Juiz de carreira de estilo reservado, membro de uma família de
magistrados, o paulistano Barros
Monteiro sucederá ao maranhense Edson Vidigal, de "marcante e
multifária personalidade", como
ele definiu as várias facetas do
atual presidente, ao saudá-lo em
sua posse, há dois anos.
Vidigal, um ex-repórter policial,
ex-vereador, ex-deputado e ex-advogado, alimenta pretensões
político-partidárias e foi uma presença constante na mídia. Barros
Monteiro promete o oposto: uma
gestão mais voltada para os problemas internos do tribunal.
Eleito pelo critério de antigüidade, o futuro presidente do STJ era
um opositor do Conselho Nacional de Justiça, por entender que
membros estranhos ao Judiciário
poderiam "comprometer a independência dos magistrados".
Hoje, Barros Monteiro diz que
vê com naturalidade a ação do
conselho, legitimado por decisão
do Supremo Tribunal Federal,
critica o nepotismo e aguarda medidas que possam reduzir a morosidade da Justiça. Leia a seguir a
entrevista concedida à Folha.
Folha - Juiz de carreira, vindo de
uma família de juristas, tido como
uma pessoa retraída, o senhor sucederá a um presidente que aparece muito na mídia. Isso afetará a
imagem do STJ?
Raphael de Barros Monteiro Filho
- Naturalmente, muda o perfil.
Por temperamento muito próprio, aliás, característico de juiz de
carreira, sou reservado nos meus
pronunciamentos. Nos 17 anos de
STJ, trabalhei só em processos.
Folha - Juízes progressistas e conservadores entendem que vai haver um recuo do STJ no noticiário
político. É possível prever isso?
Barros Monteiro - É possível que
isso ocorra. Eu penso que o presidente do STJ deve preocupar-se
mais com os problemas internos
do tribunal, sem descuidar, evidentemente, de representar o tribunal, de defender as prerrogativas da corte e de seus ministros.
Mas a preocupação maior será
com a administração. Chegam ao
STJ 1.100 processos por dia.
Folha- O sr. tem experiência administrativa?
Barros Monteiro - A única atividade mais ou menos administrativa foi quando exerci a corregedoria da Justiça Eleitoral.
Folha - O fato de ter sido sempre
juiz contribui para dirigir o STJ?
Barros Monteiro - A circunstância de ser um juiz de carreira não
impede o exercício de uma função
administrativa. Desde o início de
suas carreiras, os juízes exercem a
direção do foro da comarca. Têm
uma atividade administrativa
muito relevante.

————————

## EXERCÍCIOS PROPOSTOS
**a.** Responda com base no trecho sobre Barros Monteiro:
(i) Quantos processos chegam ao STJ por dia?
(ii) Por qual critério o futuro presidente do STJ foi eleito?
(iii) Qual foi a única atividade mais ou menos administrativa que ele exerceu?
**b.** Como o trecho sobre Barros Monteiro prossegue depois de sua última frase? Escreva a continuação.
Os dados que vêm depois têm outra origem.

## DADOS REGISTRADOS
————————

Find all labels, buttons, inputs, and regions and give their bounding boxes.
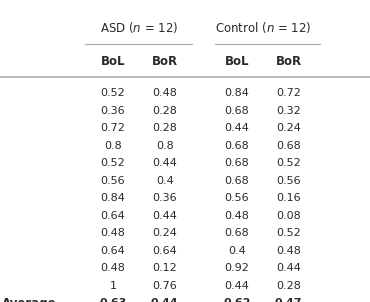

————————

## RESPOSTAS DOS EXERCÍCIOS
**a.**
(i) 1.100 processos por dia.
(ii) Pelo critério de antigüidade.
(iii) A corregedoria da Justiça Eleitoral.

**b.**
Diz-se muito que o juiz não é
administrador. Essa afirmativa
não procede. Se o presidente do
tribunal convoca pessoal administrativo competente e empreendedor, pode fazer uma administração com êxito.
Folha - O sr. vai assumir o STJ num
ano eleitoral, como efeito da série
de escândalos do "mensalão". Como o sr. analisa esse cenário?
Barros Monteiro - Na verdade,
essa conjuntura não terá muita
influência. A eleição deste ano vai
ser administrada pelo TSE. A crise
de ética deverá ser solucionada
pelo órgão competente, que é o
Congresso Nacional. O tribunal
está imune a essa crise.
Folha - Nos últimos meses, criticou-se muito o fato de que o presidente do STF, Nelson Jobim, e o do
STJ, Edson Vidigal, tinham pretensões políticas. É possível conciliar a
presidência de um tribunal e uma
ambição político-partidária?
Barros Monteiro - Isso vai depender um pouco da índole de cada
um. As pretensões políticas, ainda
que de presidentes de tribunais,
são, em tese, admitidas, desde que
satisfaçam os requisitos da lei. A
legislação permite que, seis meses
antes das eleições, se faça a filiação
ao partido político. Se a legislação
permite, a pretensão é legítima.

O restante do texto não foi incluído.